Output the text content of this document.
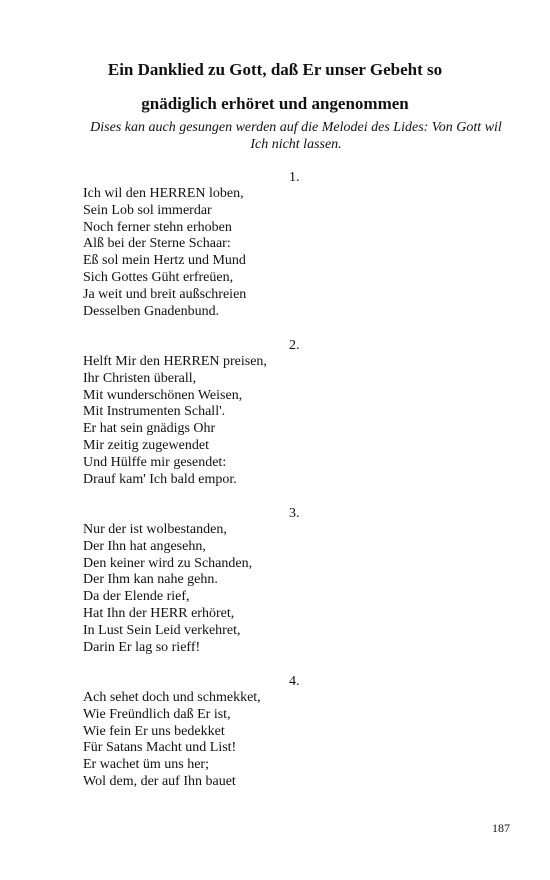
Ein Danklied zu Gott, daß Er unser Gebeht so
gnädiglich erhöret und angenommen

Dises kan auch gesungen werden auf die Melodei des Lides: Von Gott wil Ich nicht lassen.

1.
Ich wil den HERREN loben,
Sein Lob sol immerdar
Noch ferner stehn erhoben
Alß bei der Sterne Schaar:
Eß sol mein Hertz und Mund
Sich Gottes Güht erfreüen,
Ja weit und breit außschreien
Desselben Gnadenbund.
2.
Helft Mir den HERREN preisen,
Ihr Christen überall,
Mit wunderschönen Weisen,
Mit Instrumenten Schall'.
Er hat sein gnädigs Ohr
Mir zeitig zugewendet
Und Hülffe mir gesendet:
Drauf kam' Ich bald empor.
3.
Nur der ist wolbestanden,
Der Ihn hat angesehn,
Den keiner wird zu Schanden,
Der Ihm kan nahe gehn.
Da der Elende rief,
Hat Ihn der HERR erhöret,
In Lust Sein Leid verkehret,
Darin Er lag so rieff!
4.
Ach sehet doch und schmekket,
Wie Freündlich daß Er ist,
Wie fein Er uns bedekket
Für Satans Macht und List!
Er wachet üm uns her;
Wol dem, der auf Ihn bauet
187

_ _ _ _ _ _ _

* **Work to complete**: Write out the data word for word, with every picture dropped.

* **Task output**:
Output the text content of this document.
Ein Danklied zu Gott, daß Er unser Gebeht so
gnädiglich erhöret und angenommen

Dises kan auch gesungen werden auf die Melodei des Lides: Von Gott wil Ich nicht lassen.

1.
Ich wil den HERREN loben,
Sein Lob sol immerdar
Noch ferner stehn erhoben
Alß bei der Sterne Schaar:
Eß sol mein Hertz und Mund
Sich Gottes Güht erfreüen,
Ja weit und breit außschreien
Desselben Gnadenbund.
2.
Helft Mir den HERREN preisen,
Ihr Christen überall,
Mit wunderschönen Weisen,
Mit Instrumenten Schall'.
Er hat sein gnädigs Ohr
Mir zeitig zugewendet
Und Hülffe mir gesendet:
Drauf kam' Ich bald empor.
3.
Nur der ist wolbestanden,
Der Ihn hat angesehn,
Den keiner wird zu Schanden,
Der Ihm kan nahe gehn.
Da der Elende rief,
Hat Ihn der HERR erhöret,
In Lust Sein Leid verkehret,
Darin Er lag so rieff!
4.
Ach sehet doch und schmekket,
Wie Freündlich daß Er ist,
Wie fein Er uns bedekket
Für Satans Macht und List!
Er wachet üm uns her;
Wol dem, der auf Ihn bauet
187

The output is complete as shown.